Data entries for graphics
--------------------------------------------------

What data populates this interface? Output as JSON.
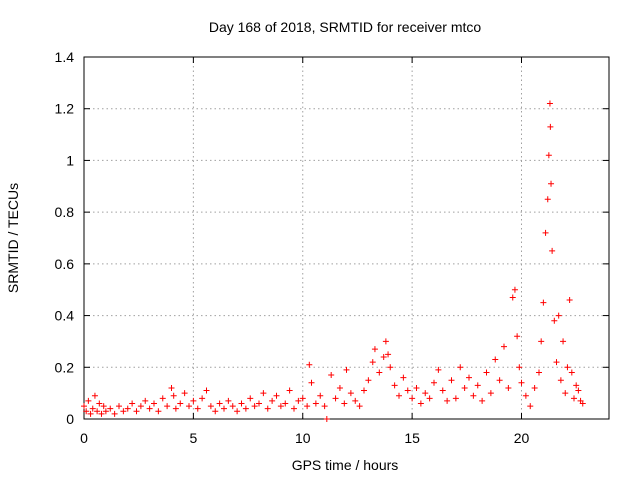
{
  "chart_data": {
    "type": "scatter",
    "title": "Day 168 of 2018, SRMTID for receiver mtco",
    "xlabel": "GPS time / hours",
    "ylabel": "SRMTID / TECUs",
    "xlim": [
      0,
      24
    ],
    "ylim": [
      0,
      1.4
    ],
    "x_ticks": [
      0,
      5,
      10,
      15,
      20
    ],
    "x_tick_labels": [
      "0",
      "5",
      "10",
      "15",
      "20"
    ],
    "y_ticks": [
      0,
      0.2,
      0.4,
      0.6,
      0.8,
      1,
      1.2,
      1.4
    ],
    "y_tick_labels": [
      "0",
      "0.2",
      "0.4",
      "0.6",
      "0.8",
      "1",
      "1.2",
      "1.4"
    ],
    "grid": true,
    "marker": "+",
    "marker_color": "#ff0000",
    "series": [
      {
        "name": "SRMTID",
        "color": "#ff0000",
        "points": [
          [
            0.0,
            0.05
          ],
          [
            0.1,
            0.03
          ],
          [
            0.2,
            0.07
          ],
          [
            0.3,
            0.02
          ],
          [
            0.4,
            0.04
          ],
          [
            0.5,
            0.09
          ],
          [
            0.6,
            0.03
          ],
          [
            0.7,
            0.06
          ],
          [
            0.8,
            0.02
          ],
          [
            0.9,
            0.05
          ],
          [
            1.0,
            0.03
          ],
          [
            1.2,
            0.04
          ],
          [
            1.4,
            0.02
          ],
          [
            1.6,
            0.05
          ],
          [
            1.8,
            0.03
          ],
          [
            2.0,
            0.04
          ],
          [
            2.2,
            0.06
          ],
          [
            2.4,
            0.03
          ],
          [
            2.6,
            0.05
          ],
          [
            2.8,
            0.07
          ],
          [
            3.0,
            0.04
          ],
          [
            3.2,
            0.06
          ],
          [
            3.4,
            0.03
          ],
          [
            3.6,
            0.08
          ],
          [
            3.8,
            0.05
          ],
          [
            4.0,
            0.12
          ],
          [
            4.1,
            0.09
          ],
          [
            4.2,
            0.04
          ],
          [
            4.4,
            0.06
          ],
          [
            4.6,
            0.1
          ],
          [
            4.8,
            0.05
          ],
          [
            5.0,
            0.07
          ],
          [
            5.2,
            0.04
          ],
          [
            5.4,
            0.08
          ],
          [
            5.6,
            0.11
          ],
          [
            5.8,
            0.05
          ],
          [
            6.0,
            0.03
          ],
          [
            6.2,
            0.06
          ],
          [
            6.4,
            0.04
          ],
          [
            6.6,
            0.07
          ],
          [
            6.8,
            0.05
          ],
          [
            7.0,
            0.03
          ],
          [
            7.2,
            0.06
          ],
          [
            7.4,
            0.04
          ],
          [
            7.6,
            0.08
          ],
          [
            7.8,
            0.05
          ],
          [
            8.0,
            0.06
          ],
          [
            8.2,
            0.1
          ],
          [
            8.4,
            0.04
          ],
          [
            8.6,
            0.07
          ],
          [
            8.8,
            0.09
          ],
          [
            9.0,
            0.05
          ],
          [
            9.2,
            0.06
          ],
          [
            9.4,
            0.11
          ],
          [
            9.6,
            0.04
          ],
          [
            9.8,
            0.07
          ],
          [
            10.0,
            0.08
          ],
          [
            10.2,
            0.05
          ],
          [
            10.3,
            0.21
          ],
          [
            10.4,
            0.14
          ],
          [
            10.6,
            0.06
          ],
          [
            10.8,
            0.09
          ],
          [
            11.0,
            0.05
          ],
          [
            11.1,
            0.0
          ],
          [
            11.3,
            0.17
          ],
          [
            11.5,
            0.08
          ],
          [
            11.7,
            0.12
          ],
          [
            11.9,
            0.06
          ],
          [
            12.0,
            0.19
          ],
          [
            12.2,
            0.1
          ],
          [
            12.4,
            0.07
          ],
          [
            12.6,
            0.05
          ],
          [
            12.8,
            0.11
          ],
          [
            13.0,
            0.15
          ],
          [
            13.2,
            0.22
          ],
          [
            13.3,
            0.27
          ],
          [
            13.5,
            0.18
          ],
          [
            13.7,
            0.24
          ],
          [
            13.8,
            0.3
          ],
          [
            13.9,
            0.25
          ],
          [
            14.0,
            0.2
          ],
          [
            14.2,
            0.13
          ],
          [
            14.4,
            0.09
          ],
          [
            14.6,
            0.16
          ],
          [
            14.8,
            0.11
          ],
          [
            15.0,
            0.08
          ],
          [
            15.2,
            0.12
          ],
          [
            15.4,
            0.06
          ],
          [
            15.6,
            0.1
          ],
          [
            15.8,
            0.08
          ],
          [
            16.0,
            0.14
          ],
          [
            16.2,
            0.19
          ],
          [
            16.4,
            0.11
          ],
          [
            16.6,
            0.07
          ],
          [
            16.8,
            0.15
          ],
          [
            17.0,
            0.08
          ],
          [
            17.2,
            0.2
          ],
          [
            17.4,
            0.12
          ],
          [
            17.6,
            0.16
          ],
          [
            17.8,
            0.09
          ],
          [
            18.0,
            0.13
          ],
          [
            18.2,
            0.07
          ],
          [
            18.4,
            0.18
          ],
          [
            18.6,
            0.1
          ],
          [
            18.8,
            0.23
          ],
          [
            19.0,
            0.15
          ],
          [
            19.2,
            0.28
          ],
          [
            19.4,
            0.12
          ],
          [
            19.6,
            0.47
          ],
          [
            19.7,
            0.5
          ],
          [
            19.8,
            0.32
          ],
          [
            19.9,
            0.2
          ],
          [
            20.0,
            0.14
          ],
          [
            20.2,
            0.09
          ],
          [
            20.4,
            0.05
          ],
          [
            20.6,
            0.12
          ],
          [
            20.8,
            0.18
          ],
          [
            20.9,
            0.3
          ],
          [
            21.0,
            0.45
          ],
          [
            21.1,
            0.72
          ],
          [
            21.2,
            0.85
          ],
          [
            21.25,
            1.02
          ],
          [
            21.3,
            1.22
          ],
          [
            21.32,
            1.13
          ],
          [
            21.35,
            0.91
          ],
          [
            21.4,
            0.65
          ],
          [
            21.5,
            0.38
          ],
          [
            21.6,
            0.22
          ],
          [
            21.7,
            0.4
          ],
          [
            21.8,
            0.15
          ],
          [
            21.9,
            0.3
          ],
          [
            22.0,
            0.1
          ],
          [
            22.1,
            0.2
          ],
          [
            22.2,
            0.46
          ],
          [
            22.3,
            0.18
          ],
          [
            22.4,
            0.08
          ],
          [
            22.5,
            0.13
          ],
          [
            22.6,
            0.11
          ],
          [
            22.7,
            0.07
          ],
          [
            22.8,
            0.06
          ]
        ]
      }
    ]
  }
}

--------------------------------------------------

= PROBLEM DETAILS =
Leave out the pictures and give the listing above again exactly.

= IN RESPONSE =
What data populates this interface? Output as JSON.
{
  "chart_data": {
    "type": "scatter",
    "title": "Day 168 of 2018, SRMTID for receiver mtco",
    "xlabel": "GPS time / hours",
    "ylabel": "SRMTID / TECUs",
    "xlim": [
      0,
      24
    ],
    "ylim": [
      0,
      1.4
    ],
    "x_ticks": [
      0,
      5,
      10,
      15,
      20
    ],
    "x_tick_labels": [
      "0",
      "5",
      "10",
      "15",
      "20"
    ],
    "y_ticks": [
      0,
      0.2,
      0.4,
      0.6,
      0.8,
      1,
      1.2,
      1.4
    ],
    "y_tick_labels": [
      "0",
      "0.2",
      "0.4",
      "0.6",
      "0.8",
      "1",
      "1.2",
      "1.4"
    ],
    "grid": true,
    "marker": "+",
    "marker_color": "#ff0000",
    "series": [
      {
        "name": "SRMTID",
        "color": "#ff0000",
        "points": [
          [
            0.0,
            0.05
          ],
          [
            0.1,
            0.03
          ],
          [
            0.2,
            0.07
          ],
          [
            0.3,
            0.02
          ],
          [
            0.4,
            0.04
          ],
          [
            0.5,
            0.09
          ],
          [
            0.6,
            0.03
          ],
          [
            0.7,
            0.06
          ],
          [
            0.8,
            0.02
          ],
          [
            0.9,
            0.05
          ],
          [
            1.0,
            0.03
          ],
          [
            1.2,
            0.04
          ],
          [
            1.4,
            0.02
          ],
          [
            1.6,
            0.05
          ],
          [
            1.8,
            0.03
          ],
          [
            2.0,
            0.04
          ],
          [
            2.2,
            0.06
          ],
          [
            2.4,
            0.03
          ],
          [
            2.6,
            0.05
          ],
          [
            2.8,
            0.07
          ],
          [
            3.0,
            0.04
          ],
          [
            3.2,
            0.06
          ],
          [
            3.4,
            0.03
          ],
          [
            3.6,
            0.08
          ],
          [
            3.8,
            0.05
          ],
          [
            4.0,
            0.12
          ],
          [
            4.1,
            0.09
          ],
          [
            4.2,
            0.04
          ],
          [
            4.4,
            0.06
          ],
          [
            4.6,
            0.1
          ],
          [
            4.8,
            0.05
          ],
          [
            5.0,
            0.07
          ],
          [
            5.2,
            0.04
          ],
          [
            5.4,
            0.08
          ],
          [
            5.6,
            0.11
          ],
          [
            5.8,
            0.05
          ],
          [
            6.0,
            0.03
          ],
          [
            6.2,
            0.06
          ],
          [
            6.4,
            0.04
          ],
          [
            6.6,
            0.07
          ],
          [
            6.8,
            0.05
          ],
          [
            7.0,
            0.03
          ],
          [
            7.2,
            0.06
          ],
          [
            7.4,
            0.04
          ],
          [
            7.6,
            0.08
          ],
          [
            7.8,
            0.05
          ],
          [
            8.0,
            0.06
          ],
          [
            8.2,
            0.1
          ],
          [
            8.4,
            0.04
          ],
          [
            8.6,
            0.07
          ],
          [
            8.8,
            0.09
          ],
          [
            9.0,
            0.05
          ],
          [
            9.2,
            0.06
          ],
          [
            9.4,
            0.11
          ],
          [
            9.6,
            0.04
          ],
          [
            9.8,
            0.07
          ],
          [
            10.0,
            0.08
          ],
          [
            10.2,
            0.05
          ],
          [
            10.3,
            0.21
          ],
          [
            10.4,
            0.14
          ],
          [
            10.6,
            0.06
          ],
          [
            10.8,
            0.09
          ],
          [
            11.0,
            0.05
          ],
          [
            11.1,
            0.0
          ],
          [
            11.3,
            0.17
          ],
          [
            11.5,
            0.08
          ],
          [
            11.7,
            0.12
          ],
          [
            11.9,
            0.06
          ],
          [
            12.0,
            0.19
          ],
          [
            12.2,
            0.1
          ],
          [
            12.4,
            0.07
          ],
          [
            12.6,
            0.05
          ],
          [
            12.8,
            0.11
          ],
          [
            13.0,
            0.15
          ],
          [
            13.2,
            0.22
          ],
          [
            13.3,
            0.27
          ],
          [
            13.5,
            0.18
          ],
          [
            13.7,
            0.24
          ],
          [
            13.8,
            0.3
          ],
          [
            13.9,
            0.25
          ],
          [
            14.0,
            0.2
          ],
          [
            14.2,
            0.13
          ],
          [
            14.4,
            0.09
          ],
          [
            14.6,
            0.16
          ],
          [
            14.8,
            0.11
          ],
          [
            15.0,
            0.08
          ],
          [
            15.2,
            0.12
          ],
          [
            15.4,
            0.06
          ],
          [
            15.6,
            0.1
          ],
          [
            15.8,
            0.08
          ],
          [
            16.0,
            0.14
          ],
          [
            16.2,
            0.19
          ],
          [
            16.4,
            0.11
          ],
          [
            16.6,
            0.07
          ],
          [
            16.8,
            0.15
          ],
          [
            17.0,
            0.08
          ],
          [
            17.2,
            0.2
          ],
          [
            17.4,
            0.12
          ],
          [
            17.6,
            0.16
          ],
          [
            17.8,
            0.09
          ],
          [
            18.0,
            0.13
          ],
          [
            18.2,
            0.07
          ],
          [
            18.4,
            0.18
          ],
          [
            18.6,
            0.1
          ],
          [
            18.8,
            0.23
          ],
          [
            19.0,
            0.15
          ],
          [
            19.2,
            0.28
          ],
          [
            19.4,
            0.12
          ],
          [
            19.6,
            0.47
          ],
          [
            19.7,
            0.5
          ],
          [
            19.8,
            0.32
          ],
          [
            19.9,
            0.2
          ],
          [
            20.0,
            0.14
          ],
          [
            20.2,
            0.09
          ],
          [
            20.4,
            0.05
          ],
          [
            20.6,
            0.12
          ],
          [
            20.8,
            0.18
          ],
          [
            20.9,
            0.3
          ],
          [
            21.0,
            0.45
          ],
          [
            21.1,
            0.72
          ],
          [
            21.2,
            0.85
          ],
          [
            21.25,
            1.02
          ],
          [
            21.3,
            1.22
          ],
          [
            21.32,
            1.13
          ],
          [
            21.35,
            0.91
          ],
          [
            21.4,
            0.65
          ],
          [
            21.5,
            0.38
          ],
          [
            21.6,
            0.22
          ],
          [
            21.7,
            0.4
          ],
          [
            21.8,
            0.15
          ],
          [
            21.9,
            0.3
          ],
          [
            22.0,
            0.1
          ],
          [
            22.1,
            0.2
          ],
          [
            22.2,
            0.46
          ],
          [
            22.3,
            0.18
          ],
          [
            22.4,
            0.08
          ],
          [
            22.5,
            0.13
          ],
          [
            22.6,
            0.11
          ],
          [
            22.7,
            0.07
          ],
          [
            22.8,
            0.06
          ]
        ]
      }
    ]
  }
}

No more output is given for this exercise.